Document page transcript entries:
__________________________________________________
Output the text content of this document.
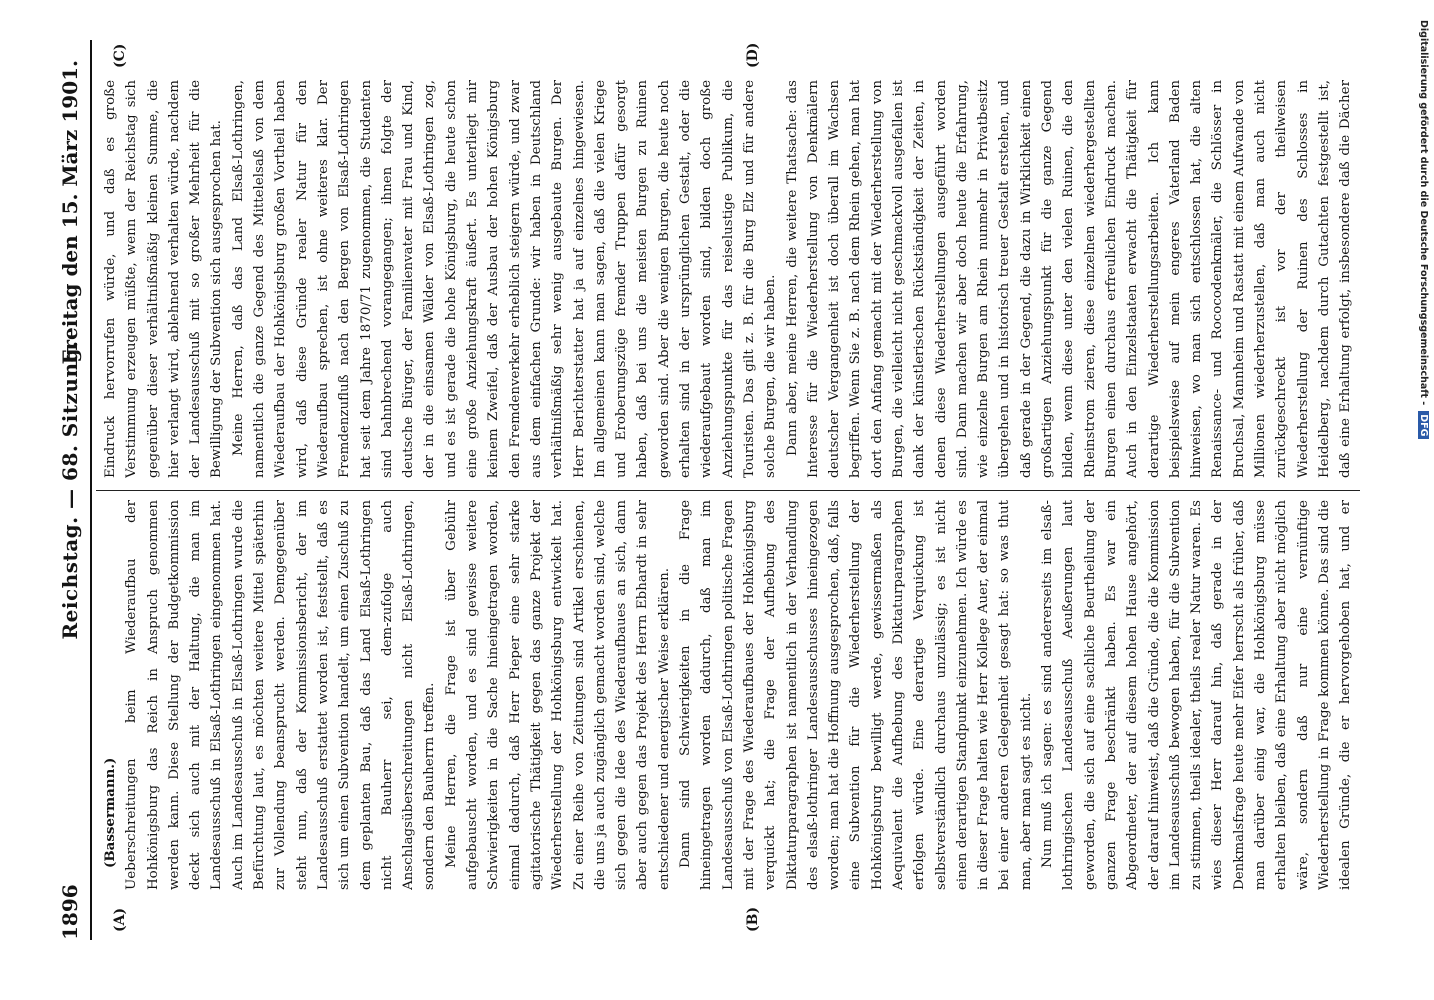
1896
Reichstag. — 68. Sitzung.
Freitag den 15. März 1901.
(A)	(B)
(C)	(D)

(Bassermann.) Ueberschreitungen beim Wiederaufbau der Hohkönigsburg das Reich in Anspruch genommen werden kann. Diese Stellung der Budgetkommission deckt sich auch mit der Haltung, die man im Landesausschuß in Elsaß-Lothringen eingenommen hat. Auch im Landesausschuß in Elsaß-Lothringen wurde die Befürchtung laut, es möchten weitere Mittel späterhin zur Vollendung beansprucht werden. Demgegenüber steht nun, daß der Kommissionsbericht, der im Landesausschuß erstattet worden ist, feststellt, daß es sich um einen Subvention handelt, um einen Zuschuß zu dem geplanten Bau, daß das Land Elsaß-Lothringen nicht Bauherr sei, dem-zufolge auch Anschlagsüberschreitungen nicht Elsaß-Lothringen, sondern den Bauherrn treffen. Meine Herren, die Frage ist über Gebühr aufgebauscht worden, und es sind gewisse weitere Schwierigkeiten in die Sache hineingetragen worden, einmal dadurch, daß Herr Pieper eine sehr starke agitatorische Thätigkeit gegen das ganze Projekt der Wiederherstellung der Hohkönigsburg entwickelt hat. Zu einer Reihe von Zeitungen sind Artikel erschienen, die uns ja auch zugänglich gemacht worden sind, welche sich gegen die Idee des Wiederaufbaues an sich, dann aber auch gegen das Projekt des Herrn Ebhardt in sehr entschiedener und energischer Weise erklären. Dann sind Schwierigkeiten in die Frage hineingetragen worden dadurch, daß man im Landesausschuß von Elsaß-Lothringen politische Fragen mit der Frage des Wiederaufbaues der Hohkönigsburg verquickt hat; die Frage der Aufhebung des Diktaturparagraphen ist namentlich in der Verhandlung des elsaß-lothringer Landesausschusses hineingezogen worden; man hat die Hoffnung ausgesprochen, daß, falls eine Subvention für die Wiederherstellung der Hohkönigsburg bewilligt werde, gewissermaßen als Aequivalent die Aufhebung des Diktaturparagraphen erfolgen würde. Eine derartige Verquickung ist selbstverständlich durchaus unzulässig; es ist nicht einen derartigen Standpunkt einzunehmen. Ich würde es in dieser Frage halten wie Herr Kollege Auer, der einmal bei einer anderen Gelegenheit gesagt hat: so was thut man, aber man sagt es nicht. Nun muß ich sagen: es sind andererseits im elsaß-lothringischen Landesausschuß Aeußerungen laut geworden, die sich auf eine sachliche Beurtheilung der ganzen Frage beschränkt haben. Es war ein Abgeordneter, der auf diesem hohen Hause angehört, der darauf hinweist, daß die Gründe, die die Kommission im Landesausschuß bewogen haben, für die Subvention zu stimmen, theils idealer, theils realer Natur waren. Es wies dieser Herr darauf hin, daß gerade in der Denkmalsfrage heute mehr Eifer herrscht als früher, daß man darüber einig war, die Hohkönigsburg müsse erhalten bleiben, daß eine Erhaltung aber nicht möglich wäre, sondern daß nur eine vernünftige Wiederherstellung in Frage kommen könne. Das sind die idealen Gründe, die er hervorgehoben hat, und er

Eindruck hervorrufen würde, und daß es große Verstimmung erzeugen müßte, wenn der Reichstag sich gegenüber dieser verhältnißmäßig kleinen Summe, die hier verlangt wird, ablehnend verhalten würde, nachdem der Landesausschuß mit so großer Mehrheit für die Bewilligung der Subvention sich ausgesprochen hat. Meine Herren, daß das Land Elsaß-Lothringen, namentlich die ganze Gegend des Mittelelsaß von dem Wiederaufbau der Hohkönigsburg großen Vortheil haben wird, daß diese Gründe realer Natur für den Wiederaufbau sprechen, ist ohne weiteres klar. Der Fremdenzufluß nach den Bergen von Elsaß-Lothringen hat seit dem Jahre 1870/71 zugenommen, die Studenten sind bahnbrechend vorangegangen; ihnen folgte der deutsche Bürger, der Familienvater mit Frau und Kind, der in die einsamen Wälder von Elsaß-Lothringen zog, und es ist gerade die hohe Königsburg, die heute schon eine große Anziehungskraft äußert. Es unterliegt mir keinem Zweifel, daß der Ausbau der hohen Königsburg den Fremdenverkehr erheblich steigern würde, und zwar aus dem einfachen Grunde: wir haben in Deutschland verhältnißmäßig sehr wenig ausgebaute Burgen. Der Herr Berichterstatter hat ja auf einzelnes hingewiesen. Im allgemeinen kann man sagen, daß die vielen Kriege und Eroberungszüge fremder Truppen dafür gesorgt haben, daß bei uns die meisten Burgen zu Ruinen geworden sind. Aber die wenigen Burgen, die heute noch erhalten sind in der ursprünglichen Gestalt, oder die wiederaufgebaut worden sind, bilden doch große Anziehungspunkte für das reiselustige Publikum, die Touristen. Das gilt z. B. für die Burg Elz und für andere solche Burgen, die wir haben. Dann aber, meine Herren, die weitere Thatsache: das Interesse für die Wiederherstellung von Denkmälern deutscher Vergangenheit ist doch überall im Wachsen begriffen. Wenn Sie z. B. nach dem Rhein gehen, man hat dort den Anfang gemacht mit der Wiederherstellung von Burgen, die vielleicht nicht geschmackvoll ausgefallen ist dank der künstlerischen Rückständigkeit der Zeiten, in denen diese Wiederherstellungen ausgeführt worden sind. Dann machen wir aber doch heute die Erfahrung, wie einzelne Burgen am Rhein nunmehr in Privatbesitz übergehen und in historisch treuer Gestalt erstehen, und daß gerade in der Gegend, die dazu in Wirklichkeit einen großartigen Anziehungspunkt für die ganze Gegend bilden, wenn diese unter den vielen Ruinen, die den Rheinstrom zieren, diese einzelnen wiederhergestellten Burgen einen durchaus erfreulichen Eindruck machen. Auch in den Einzelstaaten erwacht die Thätigkeit für derartige Wiederherstellungsarbeiten. Ich kann beispielsweise auf mein engeres Vaterland Baden hinweisen, wo man sich entschlossen hat, die alten Renaissance- und Rococodenkmäler, die Schlösser in Bruchsal, Mannheim und Rastatt mit einem Aufwande von Millionen wiederherzustellen, daß man auch nicht zurückgeschreckt ist vor der theilweisen Wiederherstellung der Ruinen des Schlosses in Heidelberg, nachdem durch Gutachten festgestellt ist, daß eine Erhaltung erfolgt, insbesondere daß die Dächer	Digitalisierung gefördert durch die Deutsche Forschungsgemeinschaft -DFG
__________________________________________________
TASK GOAL:
Pictures aside, repeat every line of the data above exactly.

ANSWER SPACE:
Output the text content of this document.
1896
Reichstag. — 68. Sitzung.
Freitag den 15. März 1901.
(A)	(B)
(C)	(D)

(Bassermann.) Ueberschreitungen beim Wiederaufbau der Hohkönigsburg das Reich in Anspruch genommen werden kann. Diese Stellung der Budgetkommission deckt sich auch mit der Haltung, die man im Landesausschuß in Elsaß-Lothringen eingenommen hat. Auch im Landesausschuß in Elsaß-Lothringen wurde die Befürchtung laut, es möchten weitere Mittel späterhin zur Vollendung beansprucht werden. Demgegenüber steht nun, daß der Kommissionsbericht, der im Landesausschuß erstattet worden ist, feststellt, daß es sich um einen Subvention handelt, um einen Zuschuß zu dem geplanten Bau, daß das Land Elsaß-Lothringen nicht Bauherr sei, dem-zufolge auch Anschlagsüberschreitungen nicht Elsaß-Lothringen, sondern den Bauherrn treffen. Meine Herren, die Frage ist über Gebühr aufgebauscht worden, und es sind gewisse weitere Schwierigkeiten in die Sache hineingetragen worden, einmal dadurch, daß Herr Pieper eine sehr starke agitatorische Thätigkeit gegen das ganze Projekt der Wiederherstellung der Hohkönigsburg entwickelt hat. Zu einer Reihe von Zeitungen sind Artikel erschienen, die uns ja auch zugänglich gemacht worden sind, welche sich gegen die Idee des Wiederaufbaues an sich, dann aber auch gegen das Projekt des Herrn Ebhardt in sehr entschiedener und energischer Weise erklären. Dann sind Schwierigkeiten in die Frage hineingetragen worden dadurch, daß man im Landesausschuß von Elsaß-Lothringen politische Fragen mit der Frage des Wiederaufbaues der Hohkönigsburg verquickt hat; die Frage der Aufhebung des Diktaturparagraphen ist namentlich in der Verhandlung des elsaß-lothringer Landesausschusses hineingezogen worden; man hat die Hoffnung ausgesprochen, daß, falls eine Subvention für die Wiederherstellung der Hohkönigsburg bewilligt werde, gewissermaßen als Aequivalent die Aufhebung des Diktaturparagraphen erfolgen würde. Eine derartige Verquickung ist selbstverständlich durchaus unzulässig; es ist nicht einen derartigen Standpunkt einzunehmen. Ich würde es in dieser Frage halten wie Herr Kollege Auer, der einmal bei einer anderen Gelegenheit gesagt hat: so was thut man, aber man sagt es nicht. Nun muß ich sagen: es sind andererseits im elsaß-lothringischen Landesausschuß Aeußerungen laut geworden, die sich auf eine sachliche Beurtheilung der ganzen Frage beschränkt haben. Es war ein Abgeordneter, der auf diesem hohen Hause angehört, der darauf hinweist, daß die Gründe, die die Kommission im Landesausschuß bewogen haben, für die Subvention zu stimmen, theils idealer, theils realer Natur waren. Es wies dieser Herr darauf hin, daß gerade in der Denkmalsfrage heute mehr Eifer herrscht als früher, daß man darüber einig war, die Hohkönigsburg müsse erhalten bleiben, daß eine Erhaltung aber nicht möglich wäre, sondern daß nur eine vernünftige Wiederherstellung in Frage kommen könne. Das sind die idealen Gründe, die er hervorgehoben hat, und er

Eindruck hervorrufen würde, und daß es große Verstimmung erzeugen müßte, wenn der Reichstag sich gegenüber dieser verhältnißmäßig kleinen Summe, die hier verlangt wird, ablehnend verhalten würde, nachdem der Landesausschuß mit so großer Mehrheit für die Bewilligung der Subvention sich ausgesprochen hat. Meine Herren, daß das Land Elsaß-Lothringen, namentlich die ganze Gegend des Mittelelsaß von dem Wiederaufbau der Hohkönigsburg großen Vortheil haben wird, daß diese Gründe realer Natur für den Wiederaufbau sprechen, ist ohne weiteres klar. Der Fremdenzufluß nach den Bergen von Elsaß-Lothringen hat seit dem Jahre 1870/71 zugenommen, die Studenten sind bahnbrechend vorangegangen; ihnen folgte der deutsche Bürger, der Familienvater mit Frau und Kind, der in die einsamen Wälder von Elsaß-Lothringen zog, und es ist gerade die hohe Königsburg, die heute schon eine große Anziehungskraft äußert. Es unterliegt mir keinem Zweifel, daß der Ausbau der hohen Königsburg den Fremdenverkehr erheblich steigern würde, und zwar aus dem einfachen Grunde: wir haben in Deutschland verhältnißmäßig sehr wenig ausgebaute Burgen. Der Herr Berichterstatter hat ja auf einzelnes hingewiesen. Im allgemeinen kann man sagen, daß die vielen Kriege und Eroberungszüge fremder Truppen dafür gesorgt haben, daß bei uns die meisten Burgen zu Ruinen geworden sind. Aber die wenigen Burgen, die heute noch erhalten sind in der ursprünglichen Gestalt, oder die wiederaufgebaut worden sind, bilden doch große Anziehungspunkte für das reiselustige Publikum, die Touristen. Das gilt z. B. für die Burg Elz und für andere solche Burgen, die wir haben. Dann aber, meine Herren, die weitere Thatsache: das Interesse für die Wiederherstellung von Denkmälern deutscher Vergangenheit ist doch überall im Wachsen begriffen. Wenn Sie z. B. nach dem Rhein gehen, man hat dort den Anfang gemacht mit der Wiederherstellung von Burgen, die vielleicht nicht geschmackvoll ausgefallen ist dank der künstlerischen Rückständigkeit der Zeiten, in denen diese Wiederherstellungen ausgeführt worden sind. Dann machen wir aber doch heute die Erfahrung, wie einzelne Burgen am Rhein nunmehr in Privatbesitz übergehen und in historisch treuer Gestalt erstehen, und daß gerade in der Gegend, die dazu in Wirklichkeit einen großartigen Anziehungspunkt für die ganze Gegend bilden, wenn diese unter den vielen Ruinen, die den Rheinstrom zieren, diese einzelnen wiederhergestellten Burgen einen durchaus erfreulichen Eindruck machen. Auch in den Einzelstaaten erwacht die Thätigkeit für derartige Wiederherstellungsarbeiten. Ich kann beispielsweise auf mein engeres Vaterland Baden hinweisen, wo man sich entschlossen hat, die alten Renaissance- und Rococodenkmäler, die Schlösser in Bruchsal, Mannheim und Rastatt mit einem Aufwande von Millionen wiederherzustellen, daß man auch nicht zurückgeschreckt ist vor der theilweisen Wiederherstellung der Ruinen des Schlosses in Heidelberg, nachdem durch Gutachten festgestellt ist, daß eine Erhaltung erfolgt, insbesondere daß die Dächer	Digitalisierung gefördert durch die Deutsche Forschungsgemeinschaft -DFG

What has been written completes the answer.